Write out the whole listing again, exactly.
[start of RECORD SET]
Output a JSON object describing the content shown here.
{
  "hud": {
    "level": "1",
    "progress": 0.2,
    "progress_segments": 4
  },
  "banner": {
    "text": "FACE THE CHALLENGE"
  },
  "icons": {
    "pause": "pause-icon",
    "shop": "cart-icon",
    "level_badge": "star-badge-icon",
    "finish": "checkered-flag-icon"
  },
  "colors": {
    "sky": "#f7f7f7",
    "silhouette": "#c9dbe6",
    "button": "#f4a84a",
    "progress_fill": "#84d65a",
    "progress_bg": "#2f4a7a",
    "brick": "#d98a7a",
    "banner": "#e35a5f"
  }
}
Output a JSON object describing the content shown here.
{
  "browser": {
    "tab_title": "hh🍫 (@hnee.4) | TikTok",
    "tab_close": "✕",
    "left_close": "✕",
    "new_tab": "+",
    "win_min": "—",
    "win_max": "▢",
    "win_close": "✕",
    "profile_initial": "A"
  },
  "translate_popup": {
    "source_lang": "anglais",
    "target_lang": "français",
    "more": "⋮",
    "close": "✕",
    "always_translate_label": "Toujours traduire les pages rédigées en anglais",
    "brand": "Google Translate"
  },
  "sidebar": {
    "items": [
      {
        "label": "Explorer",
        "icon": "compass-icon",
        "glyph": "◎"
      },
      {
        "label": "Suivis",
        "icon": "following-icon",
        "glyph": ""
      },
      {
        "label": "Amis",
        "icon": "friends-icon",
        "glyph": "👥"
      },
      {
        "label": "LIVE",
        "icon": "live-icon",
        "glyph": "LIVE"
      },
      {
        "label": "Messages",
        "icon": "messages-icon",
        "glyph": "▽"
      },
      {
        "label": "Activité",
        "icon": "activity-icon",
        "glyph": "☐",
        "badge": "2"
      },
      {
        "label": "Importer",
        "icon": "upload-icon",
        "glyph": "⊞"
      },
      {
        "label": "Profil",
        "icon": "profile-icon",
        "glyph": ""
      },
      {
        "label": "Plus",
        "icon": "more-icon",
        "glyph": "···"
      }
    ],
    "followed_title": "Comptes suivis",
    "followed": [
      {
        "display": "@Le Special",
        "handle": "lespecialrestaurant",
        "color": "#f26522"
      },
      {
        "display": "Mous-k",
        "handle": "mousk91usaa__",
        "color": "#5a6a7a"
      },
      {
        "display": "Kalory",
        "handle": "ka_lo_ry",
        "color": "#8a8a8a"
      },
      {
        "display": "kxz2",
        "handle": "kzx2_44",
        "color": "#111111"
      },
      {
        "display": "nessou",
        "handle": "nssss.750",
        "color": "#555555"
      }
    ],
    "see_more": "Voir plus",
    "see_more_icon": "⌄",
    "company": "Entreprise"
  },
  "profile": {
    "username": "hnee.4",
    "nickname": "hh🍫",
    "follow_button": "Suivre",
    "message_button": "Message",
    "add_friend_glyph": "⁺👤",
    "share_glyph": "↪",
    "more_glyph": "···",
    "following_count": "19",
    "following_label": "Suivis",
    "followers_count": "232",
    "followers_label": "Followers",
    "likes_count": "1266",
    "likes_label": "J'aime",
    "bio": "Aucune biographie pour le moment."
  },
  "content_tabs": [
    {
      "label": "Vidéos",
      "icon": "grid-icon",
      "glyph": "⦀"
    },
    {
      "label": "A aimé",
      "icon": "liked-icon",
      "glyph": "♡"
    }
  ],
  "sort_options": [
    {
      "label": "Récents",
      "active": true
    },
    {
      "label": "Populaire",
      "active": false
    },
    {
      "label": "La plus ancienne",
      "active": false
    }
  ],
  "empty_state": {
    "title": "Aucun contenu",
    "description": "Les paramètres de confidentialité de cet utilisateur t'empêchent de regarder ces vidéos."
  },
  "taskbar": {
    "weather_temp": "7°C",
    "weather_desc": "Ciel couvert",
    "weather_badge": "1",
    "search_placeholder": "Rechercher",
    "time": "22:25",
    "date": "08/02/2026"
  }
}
[end of RECORD SET]
RESPONSE TO THE TASK:
Output a JSON object describing the content shown here.
{
  "hud": {
    "level": "1",
    "progress": 0.2,
    "progress_segments": 4
  },
  "banner": {
    "text": "FACE THE CHALLENGE"
  },
  "icons": {
    "pause": "pause-icon",
    "shop": "cart-icon",
    "level_badge": "star-badge-icon",
    "finish": "checkered-flag-icon"
  },
  "colors": {
    "sky": "#f7f7f7",
    "silhouette": "#c9dbe6",
    "button": "#f4a84a",
    "progress_fill": "#84d65a",
    "progress_bg": "#2f4a7a",
    "brick": "#d98a7a",
    "banner": "#e35a5f"
  }
}
Output a JSON object describing the content shown here.
{
  "browser": {
    "tab_title": "hh🍫 (@hnee.4) | TikTok",
    "tab_close": "✕",
    "left_close": "✕",
    "new_tab": "+",
    "win_min": "—",
    "win_max": "▢",
    "win_close": "✕",
    "profile_initial": "A"
  },
  "translate_popup": {
    "source_lang": "anglais",
    "target_lang": "français",
    "more": "⋮",
    "close": "✕",
    "always_translate_label": "Toujours traduire les pages rédigées en anglais",
    "brand": "Google Translate"
  },
  "sidebar": {
    "items": [
      {
        "label": "Explorer",
        "icon": "compass-icon",
        "glyph": "◎"
      },
      {
        "label": "Suivis",
        "icon": "following-icon",
        "glyph": ""
      },
      {
        "label": "Amis",
        "icon": "friends-icon",
        "glyph": "👥"
      },
      {
        "label": "LIVE",
        "icon": "live-icon",
        "glyph": "LIVE"
      },
      {
        "label": "Messages",
        "icon": "messages-icon",
        "glyph": "▽"
      },
      {
        "label": "Activité",
        "icon": "activity-icon",
        "glyph": "☐",
        "badge": "2"
      },
      {
        "label": "Importer",
        "icon": "upload-icon",
        "glyph": "⊞"
      },
      {
        "label": "Profil",
        "icon": "profile-icon",
        "glyph": ""
      },
      {
        "label": "Plus",
        "icon": "more-icon",
        "glyph": "···"
      }
    ],
    "followed_title": "Comptes suivis",
    "followed": [
      {
        "display": "@Le Special",
        "handle": "lespecialrestaurant",
        "color": "#f26522"
      },
      {
        "display": "Mous-k",
        "handle": "mousk91usaa__",
        "color": "#5a6a7a"
      },
      {
        "display": "Kalory",
        "handle": "ka_lo_ry",
        "color": "#8a8a8a"
      },
      {
        "display": "kxz2",
        "handle": "kzx2_44",
        "color": "#111111"
      },
      {
        "display": "nessou",
        "handle": "nssss.750",
        "color": "#555555"
      }
    ],
    "see_more": "Voir plus",
    "see_more_icon": "⌄",
    "company": "Entreprise"
  },
  "profile": {
    "username": "hnee.4",
    "nickname": "hh🍫",
    "follow_button": "Suivre",
    "message_button": "Message",
    "add_friend_glyph": "⁺👤",
    "share_glyph": "↪",
    "more_glyph": "···",
    "following_count": "19",
    "following_label": "Suivis",
    "followers_count": "232",
    "followers_label": "Followers",
    "likes_count": "1266",
    "likes_label": "J'aime",
    "bio": "Aucune biographie pour le moment."
  },
  "content_tabs": [
    {
      "label": "Vidéos",
      "icon": "grid-icon",
      "glyph": "⦀"
    },
    {
      "label": "A aimé",
      "icon": "liked-icon",
      "glyph": "♡"
    }
  ],
  "sort_options": [
    {
      "label": "Récents",
      "active": true
    },
    {
      "label": "Populaire",
      "active": false
    },
    {
      "label": "La plus ancienne",
      "active": false
    }
  ],
  "empty_state": {
    "title": "Aucun contenu",
    "description": "Les paramètres de confidentialité de cet utilisateur t'empêchent de regarder ces vidéos."
  },
  "taskbar": {
    "weather_temp": "7°C",
    "weather_desc": "Ciel couvert",
    "weather_badge": "1",
    "search_placeholder": "Rechercher",
    "time": "22:25",
    "date": "08/02/2026"
  }
}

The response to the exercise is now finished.